** Source data **
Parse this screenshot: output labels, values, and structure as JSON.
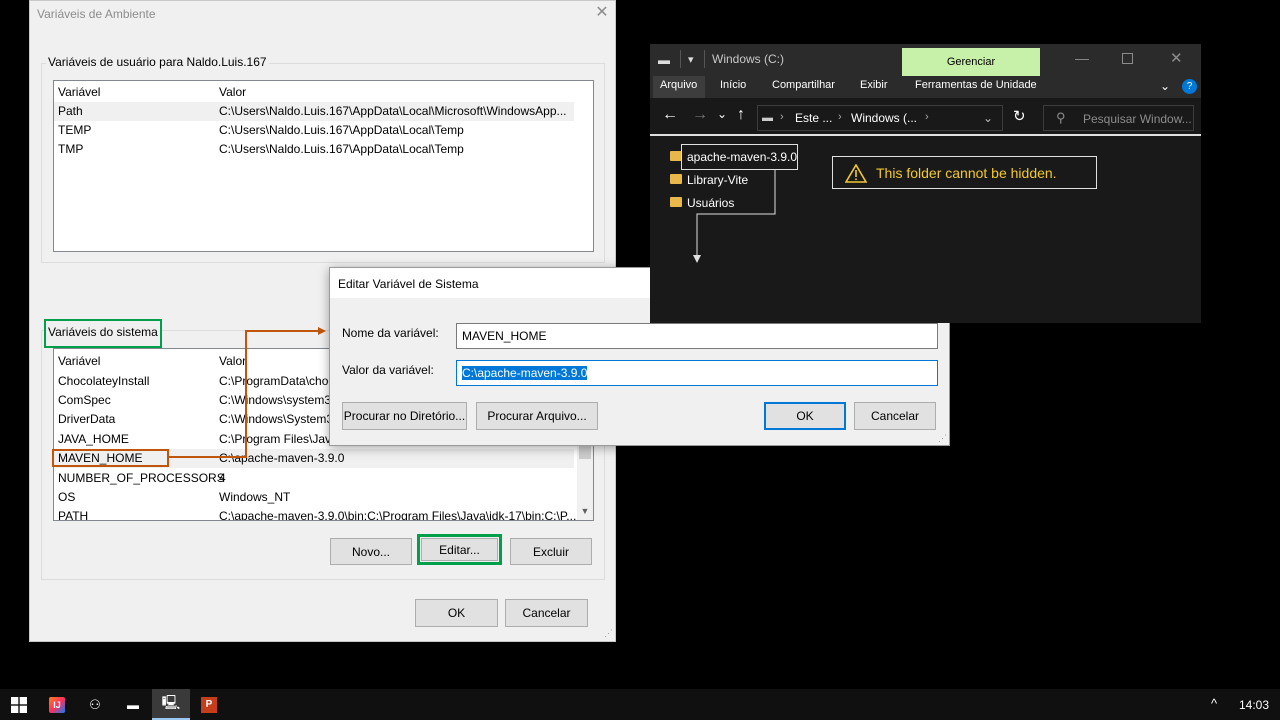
{
  "env_window": {
    "title": "Variáveis de Ambiente",
    "user_group_label": "Variáveis de usuário para Naldo.Luis.167",
    "user_headers": [
      "Variável",
      "Valor"
    ],
    "user_vars": [
      {
        "name": "Path",
        "value": "C:\\Users\\Naldo.Luis.167\\AppData\\Local\\Microsoft\\WindowsApp..."
      },
      {
        "name": "TEMP",
        "value": "C:\\Users\\Naldo.Luis.167\\AppData\\Local\\Temp"
      },
      {
        "name": "TMP",
        "value": "C:\\Users\\Naldo.Luis.167\\AppData\\Local\\Temp"
      }
    ],
    "system_group_label": "Variáveis do sistema",
    "system_headers": [
      "Variável",
      "Valor"
    ],
    "system_vars": [
      {
        "name": "ChocolateyInstall",
        "value": "C:\\ProgramData\\choc"
      },
      {
        "name": "ComSpec",
        "value": "C:\\Windows\\system3"
      },
      {
        "name": "DriverData",
        "value": "C:\\Windows\\System3"
      },
      {
        "name": "JAVA_HOME",
        "value": "C:\\Program Files\\Java"
      },
      {
        "name": "MAVEN_HOME",
        "value": "C:\\apache-maven-3.9.0"
      },
      {
        "name": "NUMBER_OF_PROCESSORS",
        "value": "4"
      },
      {
        "name": "OS",
        "value": "Windows_NT"
      },
      {
        "name": "PATH",
        "value": "C:\\apache-maven-3.9.0\\bin;C:\\Program Files\\Java\\jdk-17\\bin;C:\\P..."
      }
    ],
    "btn_new": "Novo...",
    "btn_edit": "Editar...",
    "btn_delete": "Excluir",
    "btn_ok": "OK",
    "btn_cancel": "Cancelar"
  },
  "edit_dialog": {
    "title": "Editar Variável de Sistema",
    "name_label": "Nome da variável:",
    "name_value": "MAVEN_HOME",
    "value_label": "Valor da variável:",
    "value_value": "C:\\apache-maven-3.9.0",
    "btn_browse_dir": "Procurar no Diretório...",
    "btn_browse_file": "Procurar Arquivo...",
    "btn_ok": "OK",
    "btn_cancel": "Cancelar"
  },
  "explorer": {
    "title": "Windows (C:)",
    "manage_tab": "Gerenciar",
    "ribbon_tabs": [
      "Arquivo",
      "Início",
      "Compartilhar",
      "Exibir",
      "Ferramentas de Unidade"
    ],
    "breadcrumb": [
      "Este ...",
      "Windows (..."
    ],
    "search_placeholder": "Pesquisar Window...",
    "folders": [
      "apache-maven-3.9.0",
      "Library-Vite",
      "Usuários"
    ],
    "warning": "This folder cannot be hidden."
  },
  "taskbar": {
    "clock": "14:03"
  },
  "colors": {
    "highlight_green": "#00a04a",
    "connector_orange": "#c0560c",
    "selection_blue": "#0078d7",
    "manage_tab_bg": "#c7f0a8",
    "warning_text": "#f3c830"
  }
}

** Problem to solve **
From the entries above, extract each line containing "apache".

** Answer for this exercise **
        "value": "C:\\apache-maven-3.9.0"
        "value": "C:\\apache-maven-3.9.0\\bin;C:\\Program Files\\Java\\jdk-17\\bin;C:\\P..."
    "value_value": "C:\\apache-maven-3.9.0",
      "apache-maven-3.9.0",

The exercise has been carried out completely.